■ **Direction**
Write out the full set of records below exactly.

■ **Exercise material**
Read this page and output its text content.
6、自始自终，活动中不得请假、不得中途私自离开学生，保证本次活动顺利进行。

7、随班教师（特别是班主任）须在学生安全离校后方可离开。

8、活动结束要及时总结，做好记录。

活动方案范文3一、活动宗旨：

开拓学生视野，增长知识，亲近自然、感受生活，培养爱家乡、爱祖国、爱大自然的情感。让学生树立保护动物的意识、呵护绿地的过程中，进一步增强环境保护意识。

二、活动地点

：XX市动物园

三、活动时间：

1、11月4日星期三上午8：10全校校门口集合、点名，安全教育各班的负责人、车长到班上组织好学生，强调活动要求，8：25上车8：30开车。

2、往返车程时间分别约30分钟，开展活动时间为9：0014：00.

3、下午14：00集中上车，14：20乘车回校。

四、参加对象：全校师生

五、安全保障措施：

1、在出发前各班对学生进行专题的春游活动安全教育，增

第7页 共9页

■ **Exercise response**
Read this page and output its text content.
6、自始自终，活动中不得请假、不得中途私自离开学生，保证本次活动顺利进行。

7、随班教师（特别是班主任）须在学生安全离校后方可离开。

8、活动结束要及时总结，做好记录。

活动方案范文3一、活动宗旨：

开拓学生视野，增长知识，亲近自然、感受生活，培养爱家乡、爱祖国、爱大自然的情感。让学生树立保护动物的意识、呵护绿地的过程中，进一步增强环境保护意识。

二、活动地点

：XX市动物园

三、活动时间：

1、11月4日星期三上午8：10全校校门口集合、点名，安全教育各班的负责人、车长到班上组织好学生，强调活动要求，8：25上车8：30开车。

2、往返车程时间分别约30分钟，开展活动时间为9：0014：00.

3、下午14：00集中上车，14：20乘车回校。

四、参加对象：全校师生

五、安全保障措施：

1、在出发前各班对学生进行专题的春游活动安全教育，增

第7页 共9页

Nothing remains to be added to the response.